Exactly as they appear, copy the lines of the listing from the one containing "Parse this screenshot: output" through the final line, both included, and nothing else.

Stored items from a collection
• • • • •
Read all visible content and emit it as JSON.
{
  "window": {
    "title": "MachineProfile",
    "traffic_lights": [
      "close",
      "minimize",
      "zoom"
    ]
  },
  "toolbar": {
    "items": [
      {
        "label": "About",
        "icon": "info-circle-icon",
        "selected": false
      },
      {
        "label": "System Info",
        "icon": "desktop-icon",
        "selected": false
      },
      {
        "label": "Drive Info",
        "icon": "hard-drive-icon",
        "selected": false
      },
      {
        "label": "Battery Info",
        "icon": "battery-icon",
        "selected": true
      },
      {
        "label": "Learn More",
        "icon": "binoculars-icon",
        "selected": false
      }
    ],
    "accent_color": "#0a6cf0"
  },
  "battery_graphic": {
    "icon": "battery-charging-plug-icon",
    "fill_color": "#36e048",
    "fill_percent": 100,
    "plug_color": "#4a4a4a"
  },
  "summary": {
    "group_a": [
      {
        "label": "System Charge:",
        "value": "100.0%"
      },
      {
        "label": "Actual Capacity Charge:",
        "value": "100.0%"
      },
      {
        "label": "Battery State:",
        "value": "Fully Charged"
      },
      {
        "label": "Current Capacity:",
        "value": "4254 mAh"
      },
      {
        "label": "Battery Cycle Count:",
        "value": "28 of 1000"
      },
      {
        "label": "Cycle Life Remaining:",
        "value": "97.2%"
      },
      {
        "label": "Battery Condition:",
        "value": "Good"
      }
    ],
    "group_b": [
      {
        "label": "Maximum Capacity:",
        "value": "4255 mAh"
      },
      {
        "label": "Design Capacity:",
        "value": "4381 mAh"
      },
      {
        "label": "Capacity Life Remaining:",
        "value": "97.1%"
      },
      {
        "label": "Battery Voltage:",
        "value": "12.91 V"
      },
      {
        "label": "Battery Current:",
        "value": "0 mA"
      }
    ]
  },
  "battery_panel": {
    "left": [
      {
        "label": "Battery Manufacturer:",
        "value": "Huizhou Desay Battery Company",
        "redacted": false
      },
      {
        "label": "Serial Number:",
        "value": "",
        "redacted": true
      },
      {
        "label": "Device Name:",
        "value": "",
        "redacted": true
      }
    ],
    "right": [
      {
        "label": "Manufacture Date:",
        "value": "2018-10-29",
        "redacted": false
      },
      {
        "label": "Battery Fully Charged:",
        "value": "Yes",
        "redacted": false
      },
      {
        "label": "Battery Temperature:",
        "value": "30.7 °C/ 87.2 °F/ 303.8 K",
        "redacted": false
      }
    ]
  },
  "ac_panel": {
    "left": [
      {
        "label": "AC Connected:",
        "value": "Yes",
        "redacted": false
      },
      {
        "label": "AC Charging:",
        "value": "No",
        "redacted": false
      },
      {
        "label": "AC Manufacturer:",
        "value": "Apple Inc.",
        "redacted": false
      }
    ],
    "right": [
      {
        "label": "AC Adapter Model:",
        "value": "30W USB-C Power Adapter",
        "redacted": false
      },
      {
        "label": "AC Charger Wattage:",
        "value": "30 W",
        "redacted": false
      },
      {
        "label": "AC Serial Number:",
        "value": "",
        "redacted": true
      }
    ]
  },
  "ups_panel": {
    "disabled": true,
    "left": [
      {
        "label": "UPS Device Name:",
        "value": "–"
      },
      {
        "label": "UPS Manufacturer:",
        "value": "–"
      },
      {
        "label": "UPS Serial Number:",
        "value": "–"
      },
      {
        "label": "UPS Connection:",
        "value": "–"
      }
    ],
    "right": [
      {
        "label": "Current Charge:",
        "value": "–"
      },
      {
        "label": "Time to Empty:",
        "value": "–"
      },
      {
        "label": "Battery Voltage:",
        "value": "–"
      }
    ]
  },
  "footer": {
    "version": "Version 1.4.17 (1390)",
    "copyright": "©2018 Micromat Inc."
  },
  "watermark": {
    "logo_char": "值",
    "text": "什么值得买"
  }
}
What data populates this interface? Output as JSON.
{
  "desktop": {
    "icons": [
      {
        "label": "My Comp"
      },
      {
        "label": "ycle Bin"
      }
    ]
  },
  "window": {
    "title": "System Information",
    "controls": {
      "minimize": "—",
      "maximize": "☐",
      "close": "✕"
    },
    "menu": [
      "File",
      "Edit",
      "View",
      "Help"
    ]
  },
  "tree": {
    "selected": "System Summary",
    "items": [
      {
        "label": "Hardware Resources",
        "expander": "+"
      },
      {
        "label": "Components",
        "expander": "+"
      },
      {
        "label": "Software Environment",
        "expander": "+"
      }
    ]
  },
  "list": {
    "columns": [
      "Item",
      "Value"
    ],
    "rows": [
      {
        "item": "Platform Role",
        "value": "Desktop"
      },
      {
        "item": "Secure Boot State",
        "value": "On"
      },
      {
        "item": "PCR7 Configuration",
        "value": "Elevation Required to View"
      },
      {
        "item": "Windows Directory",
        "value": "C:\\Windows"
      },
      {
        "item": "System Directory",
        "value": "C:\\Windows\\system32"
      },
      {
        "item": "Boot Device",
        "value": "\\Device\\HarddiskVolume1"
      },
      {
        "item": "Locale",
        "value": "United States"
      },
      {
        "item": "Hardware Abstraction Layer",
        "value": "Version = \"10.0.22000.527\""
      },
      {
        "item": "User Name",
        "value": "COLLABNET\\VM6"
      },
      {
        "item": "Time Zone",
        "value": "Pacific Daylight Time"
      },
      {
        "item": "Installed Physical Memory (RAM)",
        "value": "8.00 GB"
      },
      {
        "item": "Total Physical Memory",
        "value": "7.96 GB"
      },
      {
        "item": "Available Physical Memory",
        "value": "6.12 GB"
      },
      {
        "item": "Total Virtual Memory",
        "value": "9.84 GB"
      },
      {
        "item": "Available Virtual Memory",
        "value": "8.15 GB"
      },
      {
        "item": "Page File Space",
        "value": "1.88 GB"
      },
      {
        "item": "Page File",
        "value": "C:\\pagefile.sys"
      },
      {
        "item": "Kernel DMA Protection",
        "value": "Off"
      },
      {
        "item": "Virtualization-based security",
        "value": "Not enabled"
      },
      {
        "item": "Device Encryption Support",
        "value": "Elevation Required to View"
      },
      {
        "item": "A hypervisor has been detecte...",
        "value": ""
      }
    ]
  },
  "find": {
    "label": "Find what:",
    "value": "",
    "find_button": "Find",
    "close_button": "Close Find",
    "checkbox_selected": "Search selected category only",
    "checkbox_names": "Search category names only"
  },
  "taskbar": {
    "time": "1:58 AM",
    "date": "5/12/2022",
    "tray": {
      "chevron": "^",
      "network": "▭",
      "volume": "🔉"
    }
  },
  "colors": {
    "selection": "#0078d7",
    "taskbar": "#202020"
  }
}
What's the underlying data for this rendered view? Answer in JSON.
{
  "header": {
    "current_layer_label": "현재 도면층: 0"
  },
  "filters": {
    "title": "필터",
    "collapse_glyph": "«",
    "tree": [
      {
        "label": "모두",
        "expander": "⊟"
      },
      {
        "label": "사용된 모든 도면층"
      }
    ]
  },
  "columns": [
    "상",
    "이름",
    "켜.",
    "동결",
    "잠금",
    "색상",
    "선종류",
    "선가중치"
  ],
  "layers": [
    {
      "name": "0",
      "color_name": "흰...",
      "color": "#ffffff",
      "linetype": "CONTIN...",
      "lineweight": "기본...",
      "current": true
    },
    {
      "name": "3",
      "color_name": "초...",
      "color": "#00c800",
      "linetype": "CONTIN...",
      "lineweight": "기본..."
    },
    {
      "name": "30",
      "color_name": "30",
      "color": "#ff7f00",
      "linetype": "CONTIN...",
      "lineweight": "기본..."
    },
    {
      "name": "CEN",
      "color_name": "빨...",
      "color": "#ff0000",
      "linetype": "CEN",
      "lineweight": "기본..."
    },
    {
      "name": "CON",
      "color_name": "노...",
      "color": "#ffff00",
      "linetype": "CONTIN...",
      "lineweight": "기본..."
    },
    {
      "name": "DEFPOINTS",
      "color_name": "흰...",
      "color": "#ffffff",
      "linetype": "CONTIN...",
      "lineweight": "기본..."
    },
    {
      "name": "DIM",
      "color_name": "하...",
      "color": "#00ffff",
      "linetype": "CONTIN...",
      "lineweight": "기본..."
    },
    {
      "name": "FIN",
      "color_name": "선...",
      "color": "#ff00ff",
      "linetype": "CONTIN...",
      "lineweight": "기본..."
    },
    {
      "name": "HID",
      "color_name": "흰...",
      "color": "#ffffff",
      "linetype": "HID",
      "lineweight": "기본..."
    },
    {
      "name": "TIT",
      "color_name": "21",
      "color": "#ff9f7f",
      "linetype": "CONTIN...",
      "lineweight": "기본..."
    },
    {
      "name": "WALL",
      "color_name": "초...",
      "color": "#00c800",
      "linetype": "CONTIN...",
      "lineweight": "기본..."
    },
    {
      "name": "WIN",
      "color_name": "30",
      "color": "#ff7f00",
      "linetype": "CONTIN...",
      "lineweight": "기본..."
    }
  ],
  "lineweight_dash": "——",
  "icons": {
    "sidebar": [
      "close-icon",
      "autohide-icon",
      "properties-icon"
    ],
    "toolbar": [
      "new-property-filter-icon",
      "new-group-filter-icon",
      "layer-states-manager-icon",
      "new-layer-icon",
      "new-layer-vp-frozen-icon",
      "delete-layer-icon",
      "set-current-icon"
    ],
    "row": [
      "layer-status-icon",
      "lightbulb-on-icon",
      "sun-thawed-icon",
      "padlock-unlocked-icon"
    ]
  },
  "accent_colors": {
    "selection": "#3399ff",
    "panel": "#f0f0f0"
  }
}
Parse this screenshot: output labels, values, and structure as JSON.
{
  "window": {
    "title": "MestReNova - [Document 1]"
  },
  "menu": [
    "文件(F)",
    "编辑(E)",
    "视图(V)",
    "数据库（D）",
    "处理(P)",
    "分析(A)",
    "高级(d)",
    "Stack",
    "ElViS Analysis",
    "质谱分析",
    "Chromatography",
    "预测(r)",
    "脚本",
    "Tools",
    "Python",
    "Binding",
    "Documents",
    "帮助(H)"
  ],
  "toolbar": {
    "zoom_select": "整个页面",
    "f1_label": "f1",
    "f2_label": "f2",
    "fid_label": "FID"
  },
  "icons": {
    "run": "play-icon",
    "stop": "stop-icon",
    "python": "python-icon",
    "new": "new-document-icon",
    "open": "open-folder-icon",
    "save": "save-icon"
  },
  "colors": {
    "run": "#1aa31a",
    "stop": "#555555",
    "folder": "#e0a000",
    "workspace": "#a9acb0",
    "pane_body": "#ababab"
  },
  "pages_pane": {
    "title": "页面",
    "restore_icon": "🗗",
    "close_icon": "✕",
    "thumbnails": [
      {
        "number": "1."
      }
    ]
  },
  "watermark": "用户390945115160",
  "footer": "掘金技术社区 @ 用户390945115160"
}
• • • • •
* [Written reply]:
Parse this screenshot: output labels, values, and structure as JSON.
{
  "window": {
    "title": "MestReNova - [Document 1]"
  },
  "menu": [
    "文件(F)",
    "编辑(E)",
    "视图(V)",
    "数据库（D）",
    "处理(P)",
    "分析(A)",
    "高级(d)",
    "Stack",
    "ElViS Analysis",
    "质谱分析",
    "Chromatography",
    "预测(r)",
    "脚本",
    "Tools",
    "Python",
    "Binding",
    "Documents",
    "帮助(H)"
  ],
  "toolbar": {
    "zoom_select": "整个页面",
    "f1_label": "f1",
    "f2_label": "f2",
    "fid_label": "FID"
  },
  "icons": {
    "run": "play-icon",
    "stop": "stop-icon",
    "python": "python-icon",
    "new": "new-document-icon",
    "open": "open-folder-icon",
    "save": "save-icon"
  },
  "colors": {
    "run": "#1aa31a",
    "stop": "#555555",
    "folder": "#e0a000",
    "workspace": "#a9acb0",
    "pane_body": "#ababab"
  },
  "pages_pane": {
    "title": "页面",
    "restore_icon": "🗗",
    "close_icon": "✕",
    "thumbnails": [
      {
        "number": "1."
      }
    ]
  },
  "watermark": "用户390945115160",
  "footer": "掘金技术社区 @ 用户390945115160"
}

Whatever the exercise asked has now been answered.